_What to do_: Look below and pull out each line with the word "description".

— begin Data entries —

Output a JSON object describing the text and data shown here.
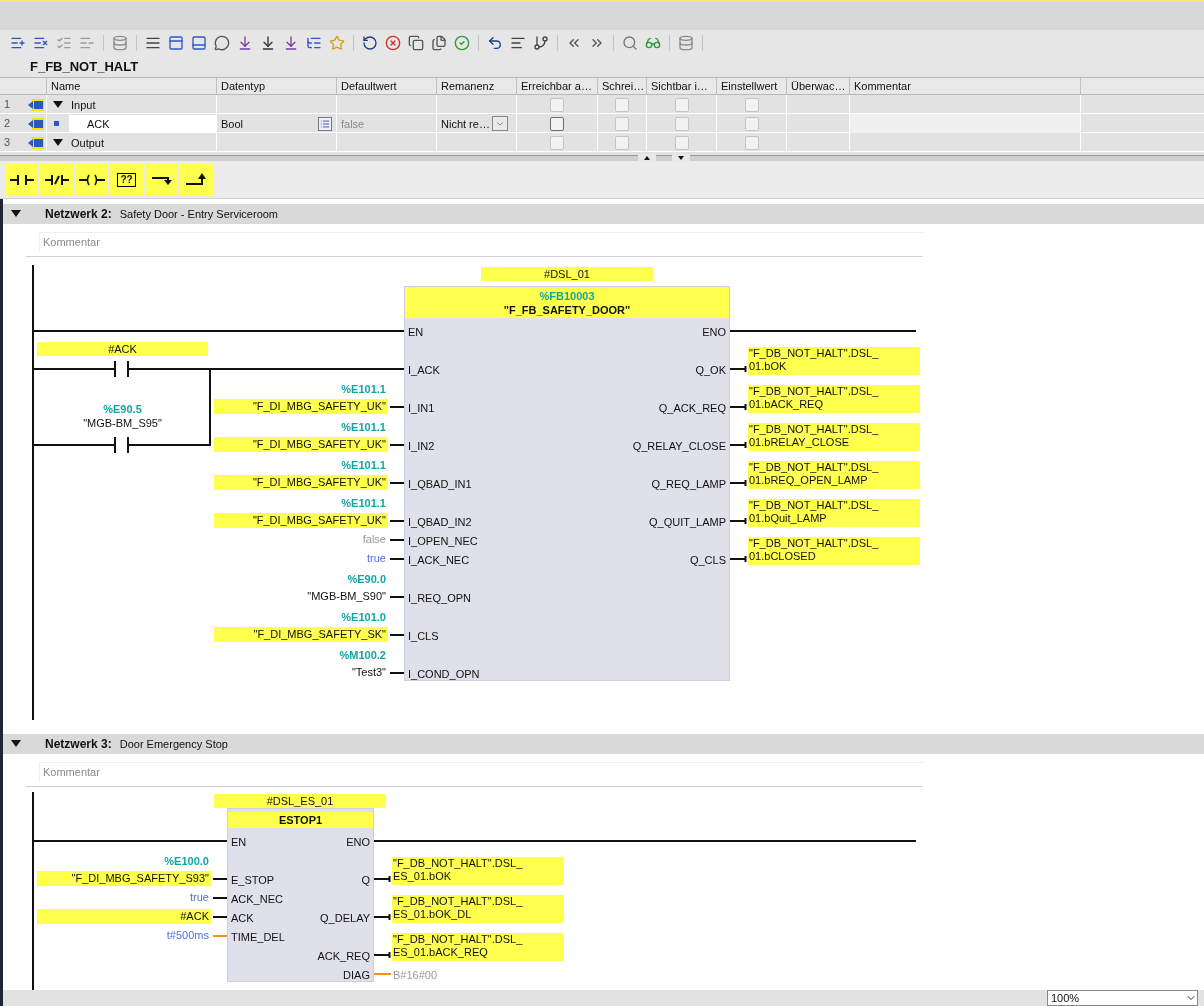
{
  "block_title": "F_FB_NOT_HALT",
  "interface": {
    "columns": [
      "Name",
      "Datentyp",
      "Defaultwert",
      "Remanenz",
      "Erreichbar a…",
      "Schrei…",
      "Sichtbar i…",
      "Einstellwert",
      "Überwac…",
      "Kommentar"
    ],
    "rows": [
      {
        "number": "1",
        "kind": "section",
        "name": "Input",
        "expanded": true,
        "checks": [
          {
            "checked": false,
            "disabled": true
          },
          {
            "checked": false,
            "disabled": true
          },
          {
            "checked": false,
            "disabled": true
          },
          {
            "checked": false,
            "disabled": true
          }
        ]
      },
      {
        "number": "2",
        "kind": "variable",
        "name": "ACK",
        "datatype": "Bool",
        "default": "false",
        "retain": "Nicht re…",
        "checks": [
          {
            "checked": false,
            "disabled": false
          },
          {
            "checked": false,
            "disabled": true
          },
          {
            "checked": false,
            "disabled": true
          },
          {
            "checked": false,
            "disabled": true
          }
        ]
      },
      {
        "number": "3",
        "kind": "section",
        "name": "Output",
        "expanded": true,
        "checks": [
          {
            "checked": false,
            "disabled": true
          },
          {
            "checked": false,
            "disabled": true
          },
          {
            "checked": false,
            "disabled": true
          },
          {
            "checked": false,
            "disabled": true
          }
        ]
      }
    ]
  },
  "ladder_tools": [
    {
      "kind": "no_contact"
    },
    {
      "kind": "nc_contact"
    },
    {
      "kind": "coil"
    },
    {
      "kind": "empty_box",
      "label": "??"
    },
    {
      "kind": "open_branch"
    },
    {
      "kind": "close_branch"
    }
  ],
  "networks": [
    {
      "title": "Netzwerk 2:",
      "description": "Safety Door -  Entry Serviceroom",
      "expanded": true,
      "comment": {
        "placeholder": "Kommentar"
      },
      "contacts": [
        {
          "operand": "#ACK",
          "highlighted": true
        },
        {
          "address": "%E90.5",
          "operand": "\"MGB-BM_S95\"",
          "highlighted": false
        }
      ],
      "block": {
        "instance": "#DSL_01",
        "address": "%FB10003",
        "name": "\"F_FB_SAFETY_DOOR\"",
        "en": "EN",
        "eno": "ENO",
        "inputs": [
          {
            "pin": "I_ACK",
            "kind": "wire"
          },
          {
            "pin": "I_IN1",
            "kind": "tag",
            "address": "%E101.1",
            "operand": "\"F_DI_MBG_SAFETY_UK\"",
            "highlighted": true,
            "bool": true
          },
          {
            "pin": "I_IN2",
            "kind": "tag",
            "address": "%E101.1",
            "operand": "\"F_DI_MBG_SAFETY_UK\"",
            "highlighted": true,
            "bool": true
          },
          {
            "pin": "I_QBAD_IN1",
            "kind": "tag",
            "address": "%E101.1",
            "operand": "\"F_DI_MBG_SAFETY_UK\"",
            "highlighted": true,
            "bool": true
          },
          {
            "pin": "I_QBAD_IN2",
            "kind": "tag",
            "address": "%E101.1",
            "operand": "\"F_DI_MBG_SAFETY_UK\"",
            "highlighted": true,
            "bool": true
          },
          {
            "pin": "I_OPEN_NEC",
            "kind": "default",
            "operand": "false",
            "bool": true
          },
          {
            "pin": "I_ACK_NEC",
            "kind": "constant",
            "operand": "true",
            "bool": true
          },
          {
            "pin": "I_REQ_OPN",
            "kind": "tag",
            "address": "%E90.0",
            "operand": "\"MGB-BM_S90\"",
            "highlighted": false,
            "bool": true
          },
          {
            "pin": "I_CLS",
            "kind": "tag",
            "address": "%E101.0",
            "operand": "\"F_DI_MBG_SAFETY_SK\"",
            "highlighted": true,
            "bool": true
          },
          {
            "pin": "I_COND_OPN",
            "kind": "tag",
            "address": "%M100.2",
            "operand": "\"Test3\"",
            "highlighted": false,
            "bool": true
          }
        ],
        "outputs": [
          {
            "pin": "Q_OK",
            "kind": "tag",
            "lines": [
              "\"F_DB_NOT_HALT\".DSL_",
              "01.bOK"
            ],
            "highlighted": true,
            "bool": true
          },
          {
            "pin": "Q_ACK_REQ",
            "kind": "tag",
            "lines": [
              "\"F_DB_NOT_HALT\".DSL_",
              "01.bACK_REQ"
            ],
            "highlighted": true,
            "bool": true
          },
          {
            "pin": "Q_RELAY_CLOSE",
            "kind": "tag",
            "lines": [
              "\"F_DB_NOT_HALT\".DSL_",
              "01.bRELAY_CLOSE"
            ],
            "highlighted": true,
            "bool": true
          },
          {
            "pin": "Q_REQ_LAMP",
            "kind": "tag",
            "lines": [
              "\"F_DB_NOT_HALT\".DSL_",
              "01.bREQ_OPEN_LAMP"
            ],
            "highlighted": true,
            "bool": true
          },
          {
            "pin": "Q_QUIT_LAMP",
            "kind": "tag",
            "lines": [
              "\"F_DB_NOT_HALT\".DSL_",
              "01.bQuit_LAMP"
            ],
            "highlighted": true,
            "bool": true
          },
          {
            "pin": "Q_CLS",
            "kind": "tag",
            "lines": [
              "\"F_DB_NOT_HALT\".DSL_",
              "01.bCLOSED"
            ],
            "highlighted": true,
            "bool": true
          }
        ]
      }
    },
    {
      "title": "Netzwerk 3:",
      "description": "Door Emergency Stop",
      "expanded": true,
      "comment": {
        "placeholder": "Kommentar"
      },
      "block": {
        "instance": "#DSL_ES_01",
        "name": "ESTOP1",
        "en": "EN",
        "eno": "ENO",
        "inputs": [
          {
            "pin": "E_STOP",
            "kind": "tag",
            "address": "%E100.0",
            "operand": "\"F_DI_MBG_SAFETY_S93\"",
            "highlighted": true,
            "bool": true
          },
          {
            "pin": "ACK_NEC",
            "kind": "constant",
            "operand": "true",
            "bool": true
          },
          {
            "pin": "ACK",
            "kind": "tag",
            "operand": "#ACK",
            "highlighted": true,
            "bool": true
          },
          {
            "pin": "TIME_DEL",
            "kind": "constant",
            "operand": "t#500ms",
            "bool": false
          }
        ],
        "outputs": [
          {
            "pin": "Q",
            "kind": "tag",
            "lines": [
              "\"F_DB_NOT_HALT\".DSL_",
              "ES_01.bOK"
            ],
            "highlighted": true,
            "bool": true
          },
          {
            "pin": "Q_DELAY",
            "kind": "tag",
            "lines": [
              "\"F_DB_NOT_HALT\".DSL_",
              "ES_01.bOK_DL"
            ],
            "highlighted": true,
            "bool": true
          },
          {
            "pin": "ACK_REQ",
            "kind": "tag",
            "lines": [
              "\"F_DB_NOT_HALT\".DSL_",
              "ES_01.bACK_REQ"
            ],
            "highlighted": true,
            "bool": true
          },
          {
            "pin": "DIAG",
            "kind": "default",
            "operand": "B#16#00",
            "bool": false
          }
        ]
      }
    }
  ],
  "zoom": {
    "value": "100%"
  }
}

— end Data entries —

_Reply_:
      "description": "Safety Door -  Entry Serviceroom",
      "description": "Door Emergency Stop",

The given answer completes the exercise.